→ **Required work**
For each line that holds "Prodromos", copy the line out.

(Records from a dataset)
- - - - -

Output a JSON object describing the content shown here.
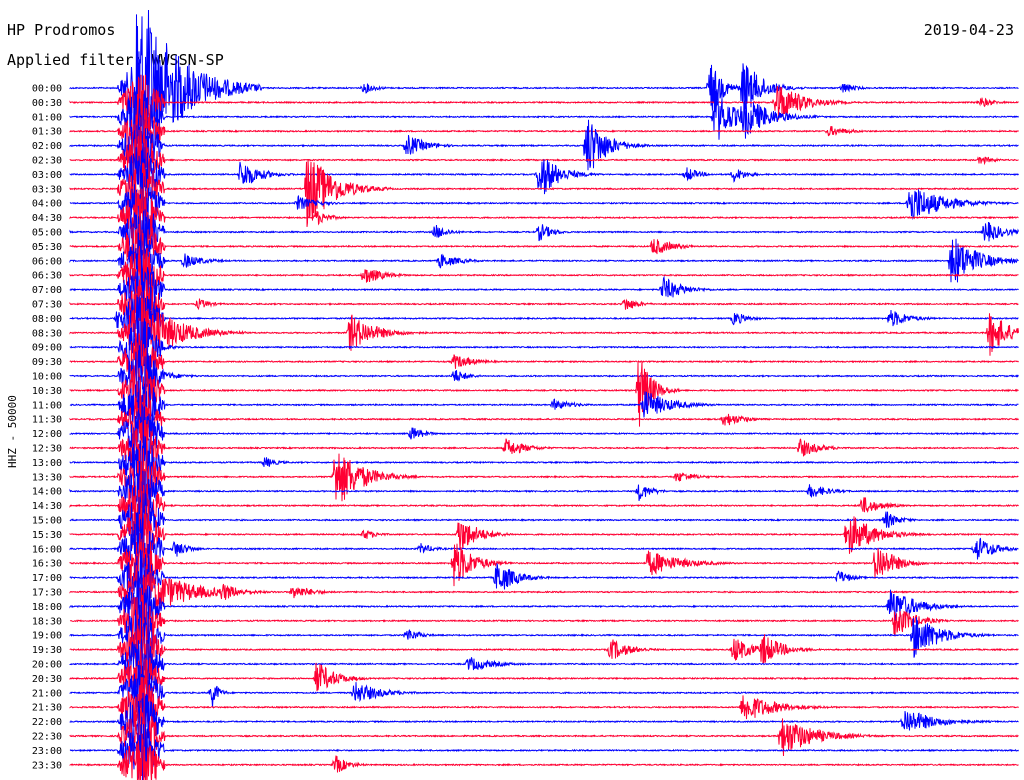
{
  "header": {
    "station": "HP Prodromos",
    "date": "2019-04-23",
    "filter_label": "Applied filter: WWSSN-SP",
    "channel_label": "HHZ - 50000"
  },
  "colors": {
    "even": "#0000ff",
    "odd": "#ff0033"
  },
  "chart_data": {
    "type": "line",
    "title": "HP Prodromos",
    "subtitle": "Applied filter: WWSSN-SP",
    "ylabel": "HHZ - 50000",
    "xlabel": "",
    "row_labels": [
      "00:00",
      "00:30",
      "01:00",
      "01:30",
      "02:00",
      "02:30",
      "03:00",
      "03:30",
      "04:00",
      "04:30",
      "05:00",
      "05:30",
      "06:00",
      "06:30",
      "07:00",
      "07:30",
      "08:00",
      "08:30",
      "09:00",
      "09:30",
      "10:00",
      "10:30",
      "11:00",
      "11:30",
      "12:00",
      "12:30",
      "13:00",
      "13:30",
      "14:00",
      "14:30",
      "15:00",
      "15:30",
      "16:00",
      "16:30",
      "17:00",
      "17:30",
      "18:00",
      "18:30",
      "19:00",
      "19:30",
      "20:00",
      "20:30",
      "21:00",
      "21:30",
      "22:00",
      "22:30",
      "23:00",
      "23:30"
    ],
    "row_minutes": 30,
    "grid": false,
    "events": [
      {
        "row": 0,
        "t": 0.07,
        "amp": 110,
        "dur": 0.06
      },
      {
        "row": 0,
        "t": 0.31,
        "amp": 6,
        "dur": 0.02
      },
      {
        "row": 0,
        "t": 0.675,
        "amp": 28,
        "dur": 0.02
      },
      {
        "row": 0,
        "t": 0.71,
        "amp": 30,
        "dur": 0.03
      },
      {
        "row": 0,
        "t": 0.815,
        "amp": 6,
        "dur": 0.02
      },
      {
        "row": 1,
        "t": 0.745,
        "amp": 22,
        "dur": 0.04
      },
      {
        "row": 1,
        "t": 0.96,
        "amp": 6,
        "dur": 0.02
      },
      {
        "row": 2,
        "t": 0.68,
        "amp": 30,
        "dur": 0.03
      },
      {
        "row": 2,
        "t": 0.71,
        "amp": 24,
        "dur": 0.04
      },
      {
        "row": 3,
        "t": 0.8,
        "amp": 6,
        "dur": 0.03
      },
      {
        "row": 4,
        "t": 0.355,
        "amp": 12,
        "dur": 0.03
      },
      {
        "row": 4,
        "t": 0.545,
        "amp": 34,
        "dur": 0.03
      },
      {
        "row": 5,
        "t": 0.96,
        "amp": 5,
        "dur": 0.02
      },
      {
        "row": 6,
        "t": 0.18,
        "amp": 16,
        "dur": 0.03
      },
      {
        "row": 6,
        "t": 0.495,
        "amp": 26,
        "dur": 0.03
      },
      {
        "row": 6,
        "t": 0.7,
        "amp": 8,
        "dur": 0.02
      },
      {
        "row": 6,
        "t": 0.65,
        "amp": 8,
        "dur": 0.02
      },
      {
        "row": 7,
        "t": 0.25,
        "amp": 42,
        "dur": 0.04
      },
      {
        "row": 8,
        "t": 0.885,
        "amp": 22,
        "dur": 0.05
      },
      {
        "row": 8,
        "t": 0.24,
        "amp": 8,
        "dur": 0.03
      },
      {
        "row": 9,
        "t": 0.26,
        "amp": 8,
        "dur": 0.02
      },
      {
        "row": 10,
        "t": 0.385,
        "amp": 8,
        "dur": 0.02
      },
      {
        "row": 10,
        "t": 0.495,
        "amp": 10,
        "dur": 0.02
      },
      {
        "row": 10,
        "t": 0.965,
        "amp": 12,
        "dur": 0.03
      },
      {
        "row": 11,
        "t": 0.615,
        "amp": 10,
        "dur": 0.03
      },
      {
        "row": 12,
        "t": 0.12,
        "amp": 8,
        "dur": 0.03
      },
      {
        "row": 12,
        "t": 0.39,
        "amp": 8,
        "dur": 0.03
      },
      {
        "row": 12,
        "t": 0.93,
        "amp": 28,
        "dur": 0.04
      },
      {
        "row": 13,
        "t": 0.31,
        "amp": 10,
        "dur": 0.03
      },
      {
        "row": 14,
        "t": 0.625,
        "amp": 14,
        "dur": 0.03
      },
      {
        "row": 15,
        "t": 0.135,
        "amp": 6,
        "dur": 0.02
      },
      {
        "row": 15,
        "t": 0.585,
        "amp": 8,
        "dur": 0.02
      },
      {
        "row": 16,
        "t": 0.7,
        "amp": 8,
        "dur": 0.02
      },
      {
        "row": 16,
        "t": 0.865,
        "amp": 10,
        "dur": 0.03
      },
      {
        "row": 16,
        "t": 0.05,
        "amp": 12,
        "dur": 0.02
      },
      {
        "row": 17,
        "t": 0.075,
        "amp": 40,
        "dur": 0.05
      },
      {
        "row": 17,
        "t": 0.295,
        "amp": 20,
        "dur": 0.04
      },
      {
        "row": 17,
        "t": 0.97,
        "amp": 24,
        "dur": 0.03
      },
      {
        "row": 18,
        "t": 0.085,
        "amp": 10,
        "dur": 0.02
      },
      {
        "row": 19,
        "t": 0.405,
        "amp": 8,
        "dur": 0.03
      },
      {
        "row": 20,
        "t": 0.085,
        "amp": 10,
        "dur": 0.03
      },
      {
        "row": 20,
        "t": 0.405,
        "amp": 8,
        "dur": 0.02
      },
      {
        "row": 21,
        "t": 0.6,
        "amp": 40,
        "dur": 0.02
      },
      {
        "row": 22,
        "t": 0.605,
        "amp": 16,
        "dur": 0.04
      },
      {
        "row": 22,
        "t": 0.51,
        "amp": 6,
        "dur": 0.03
      },
      {
        "row": 23,
        "t": 0.69,
        "amp": 8,
        "dur": 0.03
      },
      {
        "row": 24,
        "t": 0.36,
        "amp": 8,
        "dur": 0.02
      },
      {
        "row": 25,
        "t": 0.46,
        "amp": 10,
        "dur": 0.03
      },
      {
        "row": 25,
        "t": 0.77,
        "amp": 10,
        "dur": 0.03
      },
      {
        "row": 26,
        "t": 0.205,
        "amp": 6,
        "dur": 0.02
      },
      {
        "row": 27,
        "t": 0.28,
        "amp": 34,
        "dur": 0.04
      },
      {
        "row": 27,
        "t": 0.64,
        "amp": 6,
        "dur": 0.03
      },
      {
        "row": 28,
        "t": 0.6,
        "amp": 10,
        "dur": 0.02
      },
      {
        "row": 28,
        "t": 0.78,
        "amp": 8,
        "dur": 0.03
      },
      {
        "row": 29,
        "t": 0.835,
        "amp": 10,
        "dur": 0.03
      },
      {
        "row": 30,
        "t": 0.86,
        "amp": 10,
        "dur": 0.02
      },
      {
        "row": 31,
        "t": 0.41,
        "amp": 20,
        "dur": 0.03
      },
      {
        "row": 31,
        "t": 0.82,
        "amp": 24,
        "dur": 0.04
      },
      {
        "row": 31,
        "t": 0.31,
        "amp": 6,
        "dur": 0.02
      },
      {
        "row": 32,
        "t": 0.11,
        "amp": 10,
        "dur": 0.02
      },
      {
        "row": 32,
        "t": 0.37,
        "amp": 6,
        "dur": 0.02
      },
      {
        "row": 32,
        "t": 0.955,
        "amp": 14,
        "dur": 0.03
      },
      {
        "row": 33,
        "t": 0.405,
        "amp": 26,
        "dur": 0.03
      },
      {
        "row": 33,
        "t": 0.61,
        "amp": 14,
        "dur": 0.05
      },
      {
        "row": 33,
        "t": 0.85,
        "amp": 22,
        "dur": 0.03
      },
      {
        "row": 34,
        "t": 0.45,
        "amp": 18,
        "dur": 0.03
      },
      {
        "row": 34,
        "t": 0.81,
        "amp": 8,
        "dur": 0.02
      },
      {
        "row": 35,
        "t": 0.09,
        "amp": 22,
        "dur": 0.06
      },
      {
        "row": 35,
        "t": 0.16,
        "amp": 10,
        "dur": 0.03
      },
      {
        "row": 35,
        "t": 0.235,
        "amp": 8,
        "dur": 0.03
      },
      {
        "row": 36,
        "t": 0.865,
        "amp": 20,
        "dur": 0.04
      },
      {
        "row": 37,
        "t": 0.87,
        "amp": 18,
        "dur": 0.03
      },
      {
        "row": 38,
        "t": 0.355,
        "amp": 8,
        "dur": 0.02
      },
      {
        "row": 38,
        "t": 0.89,
        "amp": 24,
        "dur": 0.04
      },
      {
        "row": 39,
        "t": 0.57,
        "amp": 12,
        "dur": 0.03
      },
      {
        "row": 39,
        "t": 0.7,
        "amp": 14,
        "dur": 0.03
      },
      {
        "row": 39,
        "t": 0.73,
        "amp": 18,
        "dur": 0.03
      },
      {
        "row": 40,
        "t": 0.42,
        "amp": 8,
        "dur": 0.04
      },
      {
        "row": 41,
        "t": 0.26,
        "amp": 18,
        "dur": 0.03
      },
      {
        "row": 42,
        "t": 0.3,
        "amp": 12,
        "dur": 0.04
      },
      {
        "row": 42,
        "t": 0.15,
        "amp": 16,
        "dur": 0.01
      },
      {
        "row": 43,
        "t": 0.71,
        "amp": 16,
        "dur": 0.05
      },
      {
        "row": 44,
        "t": 0.88,
        "amp": 14,
        "dur": 0.05
      },
      {
        "row": 45,
        "t": 0.75,
        "amp": 22,
        "dur": 0.05
      },
      {
        "row": 47,
        "t": 0.28,
        "amp": 10,
        "dur": 0.02
      }
    ],
    "continuous": {
      "start_row": 0,
      "end_row": 47,
      "t": 0.075,
      "amp": 30
    }
  }
}
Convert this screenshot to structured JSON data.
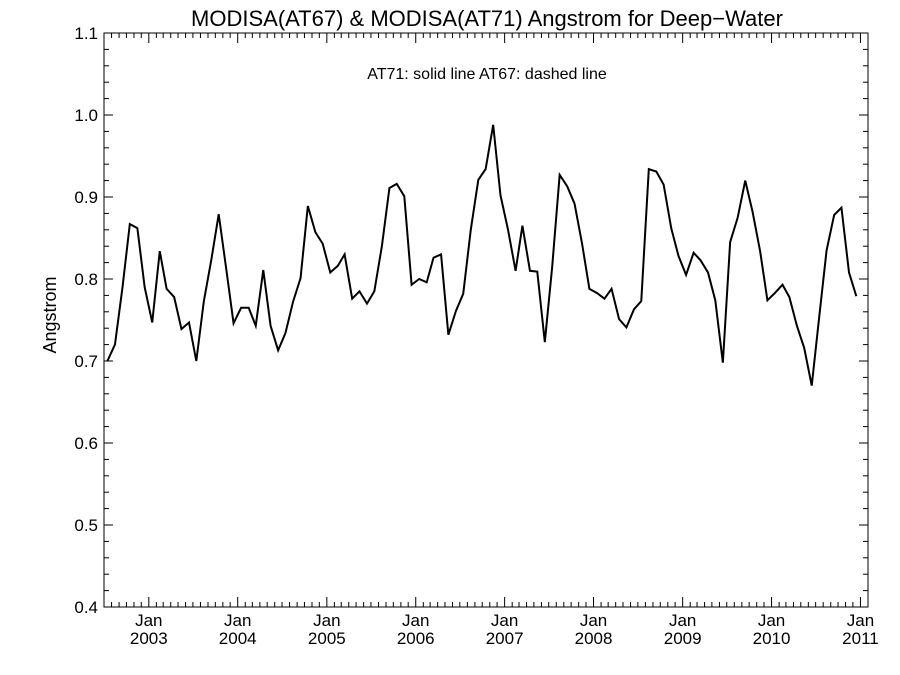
{
  "chart_data": {
    "type": "line",
    "title": "MODISA(AT67) & MODISA(AT71)  Angstrom for Deep−Water",
    "legend_text": "AT71: solid line   AT67: dashed line",
    "ylabel": "Angstrom",
    "xlabel": "",
    "ylim": [
      0.4,
      1.1
    ],
    "yticks": [
      0.4,
      0.5,
      0.6,
      0.7,
      0.8,
      0.9,
      1.0,
      1.1
    ],
    "yticks_labels": [
      "0.4",
      "0.5",
      "0.6",
      "0.7",
      "0.8",
      "0.9",
      "1.0",
      "1.1"
    ],
    "x_range": [
      "2002-07-01",
      "2011-01-31"
    ],
    "xticks": [
      {
        "date": "2003-01-01",
        "month": "Jan",
        "year": "2003"
      },
      {
        "date": "2004-01-01",
        "month": "Jan",
        "year": "2004"
      },
      {
        "date": "2005-01-01",
        "month": "Jan",
        "year": "2005"
      },
      {
        "date": "2006-01-01",
        "month": "Jan",
        "year": "2006"
      },
      {
        "date": "2007-01-01",
        "month": "Jan",
        "year": "2007"
      },
      {
        "date": "2008-01-01",
        "month": "Jan",
        "year": "2008"
      },
      {
        "date": "2009-01-01",
        "month": "Jan",
        "year": "2009"
      },
      {
        "date": "2010-01-01",
        "month": "Jan",
        "year": "2010"
      },
      {
        "date": "2011-01-01",
        "month": "Jan",
        "year": "2011"
      }
    ],
    "grid": false,
    "line_color": "#000000",
    "series": [
      {
        "style": "solid",
        "start": "2002-07",
        "values": [
          0.7,
          0.72,
          0.79,
          0.867,
          0.862,
          0.79,
          0.747,
          0.834,
          0.788,
          0.778,
          0.739,
          0.747,
          0.7,
          0.773,
          0.824,
          0.879,
          0.812,
          0.746,
          0.765,
          0.765,
          0.743,
          0.811,
          0.743,
          0.713,
          0.734,
          0.772,
          0.801,
          0.889,
          0.857,
          0.843,
          0.808,
          0.816,
          0.83,
          0.776,
          0.785,
          0.77,
          0.785,
          0.84,
          0.911,
          0.916,
          0.901,
          0.793,
          0.8,
          0.796,
          0.826,
          0.83,
          0.732,
          0.761,
          0.782,
          0.86,
          0.921,
          0.934,
          0.988,
          0.902,
          0.86,
          0.81,
          0.865,
          0.81,
          0.809,
          0.723,
          0.814,
          0.927,
          0.913,
          0.892,
          0.843,
          0.788,
          0.783,
          0.776,
          0.788,
          0.751,
          0.741,
          0.763,
          0.773,
          0.934,
          0.931,
          0.915,
          0.862,
          0.828,
          0.805,
          0.832,
          0.823,
          0.808,
          0.774,
          0.698,
          0.845,
          0.875,
          0.92,
          0.882,
          0.834,
          0.774,
          0.783,
          0.793,
          0.778,
          0.743,
          0.716,
          0.67,
          0.752,
          0.835,
          0.878,
          0.887,
          0.808,
          0.779
        ]
      }
    ]
  }
}
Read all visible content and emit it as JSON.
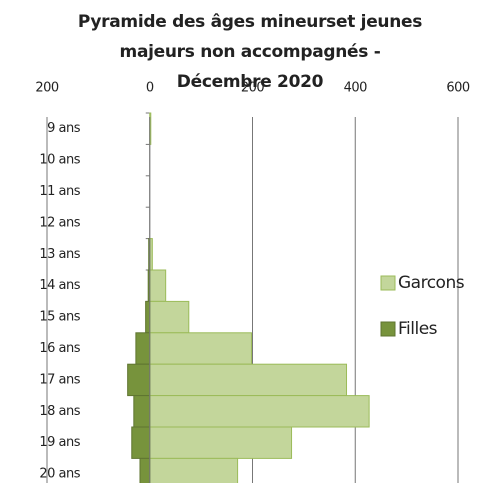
{
  "chart_data": {
    "type": "pyramid",
    "title": [
      "Pyramide des âges mineurset jeunes",
      "majeurs non accompagnés -",
      "Décembre 2020"
    ],
    "categories": [
      "9 ans",
      "10 ans",
      "11 ans",
      "12 ans",
      "13 ans",
      "14 ans",
      "15 ans",
      "16 ans",
      "17 ans",
      "18 ans",
      "19 ans",
      "20 ans"
    ],
    "series": [
      {
        "name": "Garcons",
        "color": "#c3d69b",
        "values": [
          2,
          0,
          0,
          0,
          5,
          31,
          76,
          198,
          383,
          427,
          276,
          171
        ]
      },
      {
        "name": "Filles",
        "color": "#77933c",
        "values": [
          0,
          0,
          0,
          0,
          2,
          3,
          8,
          27,
          43,
          31,
          35,
          19
        ]
      }
    ],
    "xlim": [
      -200,
      600
    ],
    "xticks": [
      {
        "value": -200,
        "label": "200"
      },
      0,
      200,
      400,
      600
    ],
    "grid": true,
    "legend": "right"
  }
}
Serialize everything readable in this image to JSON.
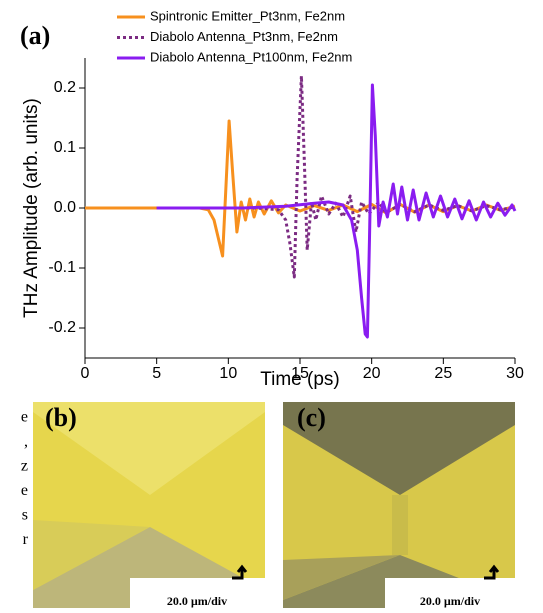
{
  "chart_data": {
    "type": "line",
    "panel_label": "(a)",
    "xlabel": "Time (ps)",
    "ylabel": "THz Amplitude (arb. units)",
    "xlim": [
      0,
      30
    ],
    "ylim": [
      -0.25,
      0.25
    ],
    "xticks": [
      0,
      5,
      10,
      15,
      20,
      25,
      30
    ],
    "yticks": [
      -0.2,
      -0.1,
      {
        "value": 0,
        "label": "0.0"
      },
      0.1,
      0.2
    ],
    "legend": "upper-left",
    "series": [
      {
        "name": "Spintronic Emitter_Pt3nm, Fe2nm",
        "color": "#f7901e",
        "style": "solid",
        "x": [
          0,
          2,
          4,
          6,
          8,
          8.6,
          9.0,
          9.3,
          9.6,
          9.8,
          10.05,
          10.3,
          10.6,
          10.9,
          11.2,
          11.5,
          11.8,
          12.1,
          12.5,
          13,
          13.5,
          14,
          15,
          16,
          17,
          18,
          19,
          20,
          21,
          22,
          23,
          24,
          25,
          26,
          27,
          28,
          29,
          30
        ],
        "values": [
          0,
          0,
          0,
          0,
          0,
          -0.003,
          -0.02,
          -0.05,
          -0.08,
          0.02,
          0.145,
          0.06,
          -0.04,
          0.01,
          -0.02,
          0.015,
          -0.015,
          0.01,
          -0.01,
          0.012,
          -0.008,
          0.005,
          -0.005,
          0.004,
          -0.004,
          0.005,
          -0.006,
          0.006,
          -0.008,
          0.006,
          -0.007,
          0.005,
          -0.006,
          0.004,
          -0.005,
          0.005,
          -0.004,
          0.003
        ]
      },
      {
        "name": "Diabolo Antenna_Pt3nm, Fe2nm",
        "color": "#7b2b82",
        "style": "dotted",
        "x": [
          5,
          8,
          12,
          13.5,
          14,
          14.3,
          14.6,
          14.8,
          15.1,
          15.3,
          15.5,
          15.8,
          16.1,
          16.5,
          17,
          17.5,
          18,
          18.5,
          18.9,
          19.3,
          19.8,
          20.5,
          21,
          22,
          23,
          24,
          25,
          26,
          27,
          28,
          29,
          30
        ],
        "values": [
          0,
          0,
          0,
          -0.003,
          -0.02,
          -0.06,
          -0.115,
          0.05,
          0.22,
          0.08,
          -0.07,
          0.01,
          -0.02,
          0.02,
          -0.01,
          0.008,
          -0.015,
          0.02,
          -0.04,
          0.01,
          -0.01,
          0.01,
          -0.008,
          0.006,
          -0.006,
          0.005,
          -0.004,
          0.004,
          -0.005,
          0.004,
          -0.003,
          0.002
        ]
      },
      {
        "name": "Diabolo Antenna_Pt100nm, Fe2nm",
        "color": "#8a1cf0",
        "style": "solid",
        "x": [
          5,
          8,
          11,
          14,
          16,
          17,
          18,
          18.6,
          19.0,
          19.3,
          19.55,
          19.7,
          19.85,
          20.05,
          20.25,
          20.5,
          20.8,
          21.1,
          21.5,
          21.8,
          22.1,
          22.5,
          22.9,
          23.3,
          23.8,
          24.3,
          24.8,
          25.3,
          25.8,
          26.3,
          26.8,
          27.3,
          27.8,
          28.3,
          28.8,
          29.3,
          29.8,
          30
        ],
        "values": [
          0,
          0,
          0,
          0.003,
          0.008,
          0.01,
          0.005,
          -0.02,
          -0.07,
          -0.15,
          -0.21,
          -0.215,
          -0.05,
          0.205,
          0.12,
          -0.03,
          0.01,
          -0.015,
          0.04,
          -0.01,
          0.035,
          -0.02,
          0.03,
          -0.02,
          0.025,
          -0.015,
          0.02,
          -0.015,
          0.015,
          -0.018,
          0.012,
          -0.02,
          0.01,
          -0.015,
          0.008,
          -0.012,
          0.005,
          -0.005
        ]
      }
    ]
  },
  "panels": {
    "b": {
      "label": "(b)",
      "scale": "20.0 µm/div"
    },
    "c": {
      "label": "(c)",
      "scale": "20.0 µm/div"
    }
  },
  "left_text_fragments": [
    "e",
    ",",
    "z",
    "e",
    "s",
    "r"
  ]
}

- - - - -

→ **Solution to the exercise**
    "station": "HP Prodromos",
    "title": "HP Prodromos",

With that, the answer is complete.